** Source excerpt **
=-=-=

Martin Storsjö April 8, 2024, 10:47 a.m. UTC | #1

On Sat, 6 Apr 2024, Geoff Hill wrote:

> Thanks Martin for your review and testing.
>
> Here's v4 with the following changes:
>
>  * Use fmal in sum_square_butterfly_float loop. Faster.
>
>  * Removed redundant loop bound zero checks in extract_exponents,
>    sum_square_bufferfly_int32 and sum_square_bufferfly_float.
>
>  * Fixed randomize_int24() to also use negative values.
>
>  * Carry copyright from arm implementation over to aarch64. I
>    did use this version as reference.
>
>  * Fix indentation to match existing aarch64 assembly style.
>
> Tested once again on aarch64 and x86.

Thanks, this set looked good, so I pushed it.

I amended the commits a bit, moving the added copyright line from 
checkasm/ac3dsp.c from patch 1 to 2, where that file actually gets 
extended.

Actually, after pushing, I realized another thing that can be done better 
in ff_ac3_sum_square_butterfly_float_neon - I'll send a patch for that.

> On AWS Graviton2 (t4g.medium), GCC 12.3:
>
> $ tests/checkasm/checkasm --bench --test=ac3dsp
> ...
> NEON:
> - ac3dsp.ac3_exponent_min               [OK]
> - ac3dsp.ac3_extract_exponents          [OK]
> - ac3dsp.float_to_fixed24               [OK]
> - ac3dsp.ac3_sum_square_butterfly_int32 [OK]
> - ac3dsp.ac3_sum_square_butterfly_float [OK]
> checkasm: all 20 tests passed
> float_to_fixed24_c: 2460.5
> float_to_fixed24_neon: 561.5

FWIW, it's usually neater to include such numbers in the commit message, 
so it gets brought along into the final git history (to show the benefit 
we got from the optimization at the time), quoting only those functions 
that are added/modified in each patch. But I didn't amend in that in the 
commit messages this time, but you can keep it in mind for the future.

Anyway, thanks for the patches!

// Martin

=-=-=

** Short task **
In the patch review reply, which file's added copyright line was moved from patch 1 to patch 2? You can answer without the records.

=-=-=

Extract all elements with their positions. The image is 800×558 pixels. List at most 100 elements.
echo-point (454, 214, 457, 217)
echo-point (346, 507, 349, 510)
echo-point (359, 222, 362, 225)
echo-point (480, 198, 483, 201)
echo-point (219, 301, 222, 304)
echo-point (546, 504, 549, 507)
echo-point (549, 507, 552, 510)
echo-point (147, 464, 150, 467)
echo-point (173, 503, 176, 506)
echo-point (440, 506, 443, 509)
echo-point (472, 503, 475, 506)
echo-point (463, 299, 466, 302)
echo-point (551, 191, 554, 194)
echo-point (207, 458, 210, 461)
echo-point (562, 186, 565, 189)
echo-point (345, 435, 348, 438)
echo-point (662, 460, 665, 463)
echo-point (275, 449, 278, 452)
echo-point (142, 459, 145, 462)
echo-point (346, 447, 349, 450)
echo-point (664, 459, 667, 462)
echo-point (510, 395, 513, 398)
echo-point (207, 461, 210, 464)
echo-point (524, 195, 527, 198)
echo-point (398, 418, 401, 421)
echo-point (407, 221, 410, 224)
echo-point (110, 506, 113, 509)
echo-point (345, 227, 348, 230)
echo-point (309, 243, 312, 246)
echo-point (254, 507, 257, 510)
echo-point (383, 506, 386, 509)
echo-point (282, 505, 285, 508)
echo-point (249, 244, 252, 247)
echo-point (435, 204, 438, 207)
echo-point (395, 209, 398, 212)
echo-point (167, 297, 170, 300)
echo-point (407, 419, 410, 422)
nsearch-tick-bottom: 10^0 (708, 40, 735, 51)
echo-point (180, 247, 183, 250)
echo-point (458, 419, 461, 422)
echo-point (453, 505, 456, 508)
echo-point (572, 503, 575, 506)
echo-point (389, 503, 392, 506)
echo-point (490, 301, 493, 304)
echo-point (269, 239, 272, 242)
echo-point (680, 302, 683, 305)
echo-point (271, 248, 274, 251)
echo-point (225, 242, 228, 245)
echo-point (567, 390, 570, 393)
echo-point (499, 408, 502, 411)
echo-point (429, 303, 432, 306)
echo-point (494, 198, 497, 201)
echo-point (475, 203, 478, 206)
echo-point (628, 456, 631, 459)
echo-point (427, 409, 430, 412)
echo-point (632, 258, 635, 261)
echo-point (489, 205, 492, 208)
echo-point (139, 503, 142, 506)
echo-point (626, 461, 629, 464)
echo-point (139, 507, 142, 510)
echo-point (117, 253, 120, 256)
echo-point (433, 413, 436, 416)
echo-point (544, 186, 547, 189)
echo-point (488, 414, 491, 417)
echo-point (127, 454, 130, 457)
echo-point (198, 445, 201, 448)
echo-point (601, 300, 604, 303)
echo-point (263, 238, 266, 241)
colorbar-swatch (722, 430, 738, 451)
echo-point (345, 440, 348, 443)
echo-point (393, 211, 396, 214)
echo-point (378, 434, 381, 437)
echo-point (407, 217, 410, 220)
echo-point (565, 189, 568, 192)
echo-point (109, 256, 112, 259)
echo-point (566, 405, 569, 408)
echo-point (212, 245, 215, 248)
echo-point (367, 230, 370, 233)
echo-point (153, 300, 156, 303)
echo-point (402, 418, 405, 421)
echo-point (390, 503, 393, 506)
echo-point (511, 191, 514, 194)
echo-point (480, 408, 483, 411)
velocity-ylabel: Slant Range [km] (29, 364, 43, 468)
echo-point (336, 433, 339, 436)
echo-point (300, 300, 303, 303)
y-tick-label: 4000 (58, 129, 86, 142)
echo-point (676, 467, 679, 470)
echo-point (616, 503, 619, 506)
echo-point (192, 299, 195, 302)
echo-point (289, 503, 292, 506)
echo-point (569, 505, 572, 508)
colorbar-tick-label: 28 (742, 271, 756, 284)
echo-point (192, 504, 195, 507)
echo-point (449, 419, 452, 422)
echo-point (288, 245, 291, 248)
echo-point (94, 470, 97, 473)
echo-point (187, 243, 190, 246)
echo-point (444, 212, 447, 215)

=-=-=

** Result for this task **
checkasm/ac3dsp.c